### [Task prompt]
Return every line of the records below verbatim, with no pictures in the copy.

### [Information supplied]
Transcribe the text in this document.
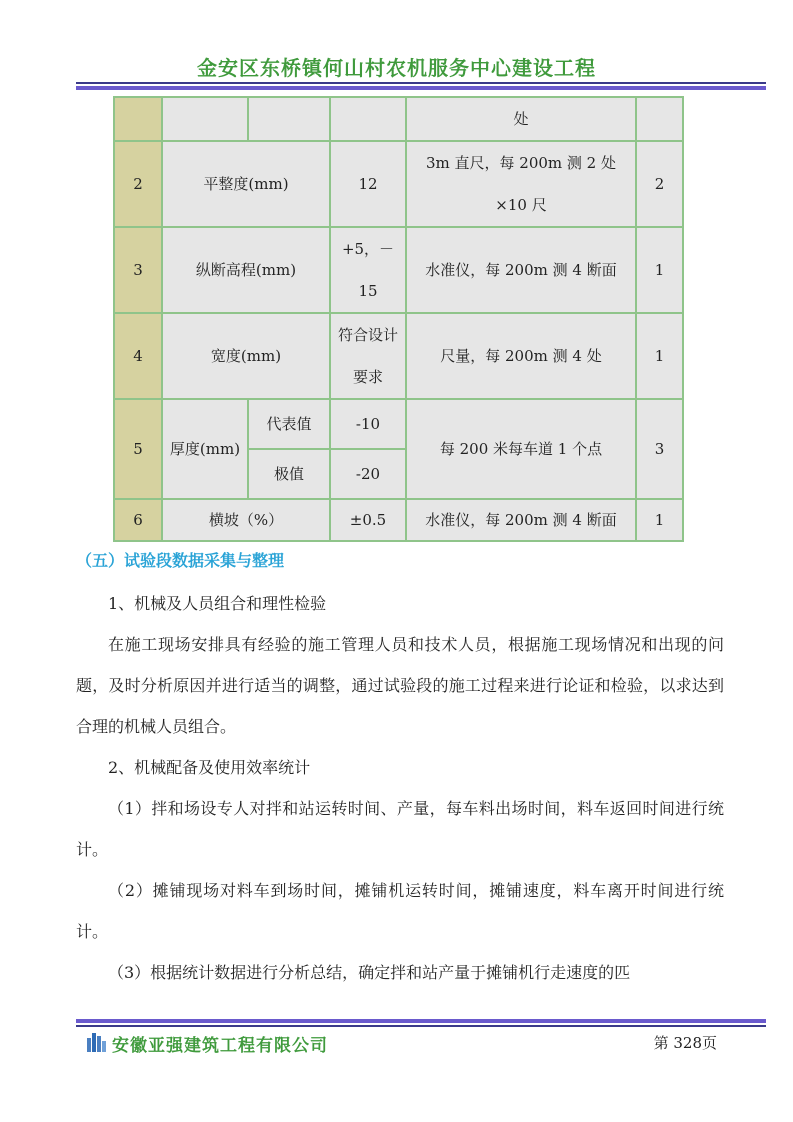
金安区东桥镇何山村农机服务中心建设工程
				处	
2	平整度(mm)		12	3m 直尺，每 200m 测 2 处×10 尺	2
3	纵断高程(mm)		+5，－15	水准仪，每 200m 测 4 断面	1
4	宽度(mm)		符合设计要求	尺量，每 200m 测 4 处	1
5	厚度(mm)	代表值	-10	每 200 米每车道 1 个点	3
		极值	-20		
6	横坡（%）		±0.5	水准仪，每 200m 测 4 断面	1
（五）试验段数据采集与整理
1、机械及人员组合和理性检验
在施工现场安排具有经验的施工管理人员和技术人员，根据施工现场情况和出现的问题，及时分析原因并进行适当的调整，通过试验段的施工过程来进行论证和检验，以求达到合理的机械人员组合。
2、机械配备及使用效率统计
（1）拌和场设专人对拌和站运转时间、产量，每车料出场时间，料车返回时间进行统计。
（2）摊铺现场对料车到场时间，摊铺机运转时间，摊铺速度，料车离开时间进行统计。
（3）根据统计数据进行分析总结，确定拌和站产量于摊铺机行走速度的匹
安徽亚强建筑工程有限公司	第 328页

### [Response for this exercise]
Transcribe the text in this document.
金安区东桥镇何山村农机服务中心建设工程
				处	
2	平整度(mm)		12	3m 直尺，每 200m 测 2 处×10 尺	2
3	纵断高程(mm)		+5，－15	水准仪，每 200m 测 4 断面	1
4	宽度(mm)		符合设计要求	尺量，每 200m 测 4 处	1
5	厚度(mm)	代表值	-10	每 200 米每车道 1 个点	3
		极值	-20		
6	横坡（%）		±0.5	水准仪，每 200m 测 4 断面	1
（五）试验段数据采集与整理
1、机械及人员组合和理性检验
在施工现场安排具有经验的施工管理人员和技术人员，根据施工现场情况和出现的问题，及时分析原因并进行适当的调整，通过试验段的施工过程来进行论证和检验，以求达到合理的机械人员组合。
2、机械配备及使用效率统计
（1）拌和场设专人对拌和站运转时间、产量，每车料出场时间，料车返回时间进行统计。
（2）摊铺现场对料车到场时间，摊铺机运转时间，摊铺速度，料车离开时间进行统计。
（3）根据统计数据进行分析总结，确定拌和站产量于摊铺机行走速度的匹
安徽亚强建筑工程有限公司	第 328页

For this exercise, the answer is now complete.